### JOB
Your task is to repeat all of the material exactly.

** Begin DATA SECTION **

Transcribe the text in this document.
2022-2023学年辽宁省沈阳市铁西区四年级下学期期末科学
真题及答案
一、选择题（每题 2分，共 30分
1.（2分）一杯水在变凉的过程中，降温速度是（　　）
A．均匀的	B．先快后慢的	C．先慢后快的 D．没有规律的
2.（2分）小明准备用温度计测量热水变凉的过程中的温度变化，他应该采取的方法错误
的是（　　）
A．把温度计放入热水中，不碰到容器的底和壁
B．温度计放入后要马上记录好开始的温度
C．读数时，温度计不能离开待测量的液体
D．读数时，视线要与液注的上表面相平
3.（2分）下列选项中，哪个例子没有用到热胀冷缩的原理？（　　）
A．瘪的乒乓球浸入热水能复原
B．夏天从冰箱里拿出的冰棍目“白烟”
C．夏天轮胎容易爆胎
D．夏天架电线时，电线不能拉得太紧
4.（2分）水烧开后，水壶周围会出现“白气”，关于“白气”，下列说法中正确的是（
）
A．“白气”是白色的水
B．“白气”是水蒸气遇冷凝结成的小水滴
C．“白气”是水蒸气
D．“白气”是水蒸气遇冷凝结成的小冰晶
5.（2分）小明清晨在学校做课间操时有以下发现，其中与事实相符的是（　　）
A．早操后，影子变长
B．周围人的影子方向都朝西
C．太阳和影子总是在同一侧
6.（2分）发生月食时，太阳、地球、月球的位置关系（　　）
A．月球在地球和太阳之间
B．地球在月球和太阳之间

** End DATA SECTION **

### EXERCISE SOLUTION
Transcribe the text in this document.
2022-2023学年辽宁省沈阳市铁西区四年级下学期期末科学
真题及答案
一、选择题（每题 2分，共 30分
1.（2分）一杯水在变凉的过程中，降温速度是（　　）
A．均匀的	B．先快后慢的	C．先慢后快的 D．没有规律的
2.（2分）小明准备用温度计测量热水变凉的过程中的温度变化，他应该采取的方法错误
的是（　　）
A．把温度计放入热水中，不碰到容器的底和壁
B．温度计放入后要马上记录好开始的温度
C．读数时，温度计不能离开待测量的液体
D．读数时，视线要与液注的上表面相平
3.（2分）下列选项中，哪个例子没有用到热胀冷缩的原理？（　　）
A．瘪的乒乓球浸入热水能复原
B．夏天从冰箱里拿出的冰棍目“白烟”
C．夏天轮胎容易爆胎
D．夏天架电线时，电线不能拉得太紧
4.（2分）水烧开后，水壶周围会出现“白气”，关于“白气”，下列说法中正确的是（
）
A．“白气”是白色的水
B．“白气”是水蒸气遇冷凝结成的小水滴
C．“白气”是水蒸气
D．“白气”是水蒸气遇冷凝结成的小冰晶
5.（2分）小明清晨在学校做课间操时有以下发现，其中与事实相符的是（　　）
A．早操后，影子变长
B．周围人的影子方向都朝西
C．太阳和影子总是在同一侧
6.（2分）发生月食时，太阳、地球、月球的位置关系（　　）
A．月球在地球和太阳之间
B．地球在月球和太阳之间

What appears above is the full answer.